_What the task requires:_ Will you transcribe the entries that follow, exactly and in full?

_Data supplied:_
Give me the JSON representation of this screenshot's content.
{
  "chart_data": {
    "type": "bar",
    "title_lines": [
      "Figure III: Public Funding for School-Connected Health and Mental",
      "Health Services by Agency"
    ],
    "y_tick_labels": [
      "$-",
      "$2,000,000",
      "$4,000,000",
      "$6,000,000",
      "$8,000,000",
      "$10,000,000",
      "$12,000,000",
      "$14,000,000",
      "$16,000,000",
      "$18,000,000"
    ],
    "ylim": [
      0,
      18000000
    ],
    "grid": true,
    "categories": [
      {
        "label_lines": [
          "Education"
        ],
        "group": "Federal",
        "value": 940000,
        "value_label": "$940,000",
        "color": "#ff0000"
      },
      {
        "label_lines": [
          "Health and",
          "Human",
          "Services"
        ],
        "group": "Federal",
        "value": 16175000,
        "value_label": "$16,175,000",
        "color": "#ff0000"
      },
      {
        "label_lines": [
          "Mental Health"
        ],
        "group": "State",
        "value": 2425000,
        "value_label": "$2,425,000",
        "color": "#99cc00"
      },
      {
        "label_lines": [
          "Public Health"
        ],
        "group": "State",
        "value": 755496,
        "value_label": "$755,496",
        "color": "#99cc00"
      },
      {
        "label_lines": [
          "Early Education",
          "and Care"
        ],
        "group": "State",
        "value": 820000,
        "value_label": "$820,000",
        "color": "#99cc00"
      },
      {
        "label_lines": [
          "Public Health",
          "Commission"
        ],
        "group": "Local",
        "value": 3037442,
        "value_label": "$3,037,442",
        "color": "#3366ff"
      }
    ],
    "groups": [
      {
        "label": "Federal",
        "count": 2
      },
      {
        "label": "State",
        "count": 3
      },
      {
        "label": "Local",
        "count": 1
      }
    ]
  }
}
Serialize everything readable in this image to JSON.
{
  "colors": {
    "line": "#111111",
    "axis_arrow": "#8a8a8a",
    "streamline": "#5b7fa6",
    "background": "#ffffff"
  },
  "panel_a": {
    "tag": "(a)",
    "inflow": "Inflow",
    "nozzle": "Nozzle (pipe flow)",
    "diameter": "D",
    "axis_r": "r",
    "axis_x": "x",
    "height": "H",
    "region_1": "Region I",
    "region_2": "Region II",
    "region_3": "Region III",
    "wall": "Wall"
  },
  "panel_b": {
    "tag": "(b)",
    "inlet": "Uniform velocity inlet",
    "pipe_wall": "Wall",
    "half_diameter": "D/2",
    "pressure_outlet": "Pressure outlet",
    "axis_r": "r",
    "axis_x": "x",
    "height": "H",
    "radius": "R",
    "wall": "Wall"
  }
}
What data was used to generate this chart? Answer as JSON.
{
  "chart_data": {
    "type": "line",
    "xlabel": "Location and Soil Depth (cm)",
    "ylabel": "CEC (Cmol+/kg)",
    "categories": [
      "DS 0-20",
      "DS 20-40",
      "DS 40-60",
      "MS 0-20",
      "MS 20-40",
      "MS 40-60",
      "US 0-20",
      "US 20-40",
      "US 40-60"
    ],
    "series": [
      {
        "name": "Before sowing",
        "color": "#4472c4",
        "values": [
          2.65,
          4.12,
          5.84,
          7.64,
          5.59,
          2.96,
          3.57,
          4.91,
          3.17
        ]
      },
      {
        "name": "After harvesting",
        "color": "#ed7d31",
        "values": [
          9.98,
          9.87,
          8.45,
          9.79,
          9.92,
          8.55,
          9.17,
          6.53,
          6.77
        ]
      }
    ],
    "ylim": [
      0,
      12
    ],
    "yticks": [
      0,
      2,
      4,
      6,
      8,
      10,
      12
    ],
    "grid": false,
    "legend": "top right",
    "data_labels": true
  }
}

_Solution:_
Give me the JSON representation of this screenshot's content.
{
  "chart_data": {
    "type": "bar",
    "title_lines": [
      "Figure III: Public Funding for School-Connected Health and Mental",
      "Health Services by Agency"
    ],
    "y_tick_labels": [
      "$-",
      "$2,000,000",
      "$4,000,000",
      "$6,000,000",
      "$8,000,000",
      "$10,000,000",
      "$12,000,000",
      "$14,000,000",
      "$16,000,000",
      "$18,000,000"
    ],
    "ylim": [
      0,
      18000000
    ],
    "grid": true,
    "categories": [
      {
        "label_lines": [
          "Education"
        ],
        "group": "Federal",
        "value": 940000,
        "value_label": "$940,000",
        "color": "#ff0000"
      },
      {
        "label_lines": [
          "Health and",
          "Human",
          "Services"
        ],
        "group": "Federal",
        "value": 16175000,
        "value_label": "$16,175,000",
        "color": "#ff0000"
      },
      {
        "label_lines": [
          "Mental Health"
        ],
        "group": "State",
        "value": 2425000,
        "value_label": "$2,425,000",
        "color": "#99cc00"
      },
      {
        "label_lines": [
          "Public Health"
        ],
        "group": "State",
        "value": 755496,
        "value_label": "$755,496",
        "color": "#99cc00"
      },
      {
        "label_lines": [
          "Early Education",
          "and Care"
        ],
        "group": "State",
        "value": 820000,
        "value_label": "$820,000",
        "color": "#99cc00"
      },
      {
        "label_lines": [
          "Public Health",
          "Commission"
        ],
        "group": "Local",
        "value": 3037442,
        "value_label": "$3,037,442",
        "color": "#3366ff"
      }
    ],
    "groups": [
      {
        "label": "Federal",
        "count": 2
      },
      {
        "label": "State",
        "count": 3
      },
      {
        "label": "Local",
        "count": 1
      }
    ]
  }
}
Serialize everything readable in this image to JSON.
{
  "colors": {
    "line": "#111111",
    "axis_arrow": "#8a8a8a",
    "streamline": "#5b7fa6",
    "background": "#ffffff"
  },
  "panel_a": {
    "tag": "(a)",
    "inflow": "Inflow",
    "nozzle": "Nozzle (pipe flow)",
    "diameter": "D",
    "axis_r": "r",
    "axis_x": "x",
    "height": "H",
    "region_1": "Region I",
    "region_2": "Region II",
    "region_3": "Region III",
    "wall": "Wall"
  },
  "panel_b": {
    "tag": "(b)",
    "inlet": "Uniform velocity inlet",
    "pipe_wall": "Wall",
    "half_diameter": "D/2",
    "pressure_outlet": "Pressure outlet",
    "axis_r": "r",
    "axis_x": "x",
    "height": "H",
    "radius": "R",
    "wall": "Wall"
  }
}
What data was used to generate this chart? Answer as JSON.
{
  "chart_data": {
    "type": "line",
    "xlabel": "Location and Soil Depth (cm)",
    "ylabel": "CEC (Cmol+/kg)",
    "categories": [
      "DS 0-20",
      "DS 20-40",
      "DS 40-60",
      "MS 0-20",
      "MS 20-40",
      "MS 40-60",
      "US 0-20",
      "US 20-40",
      "US 40-60"
    ],
    "series": [
      {
        "name": "Before sowing",
        "color": "#4472c4",
        "values": [
          2.65,
          4.12,
          5.84,
          7.64,
          5.59,
          2.96,
          3.57,
          4.91,
          3.17
        ]
      },
      {
        "name": "After harvesting",
        "color": "#ed7d31",
        "values": [
          9.98,
          9.87,
          8.45,
          9.79,
          9.92,
          8.55,
          9.17,
          6.53,
          6.77
        ]
      }
    ],
    "ylim": [
      0,
      12
    ],
    "yticks": [
      0,
      2,
      4,
      6,
      8,
      10,
      12
    ],
    "grid": false,
    "legend": "top right",
    "data_labels": true
  }
}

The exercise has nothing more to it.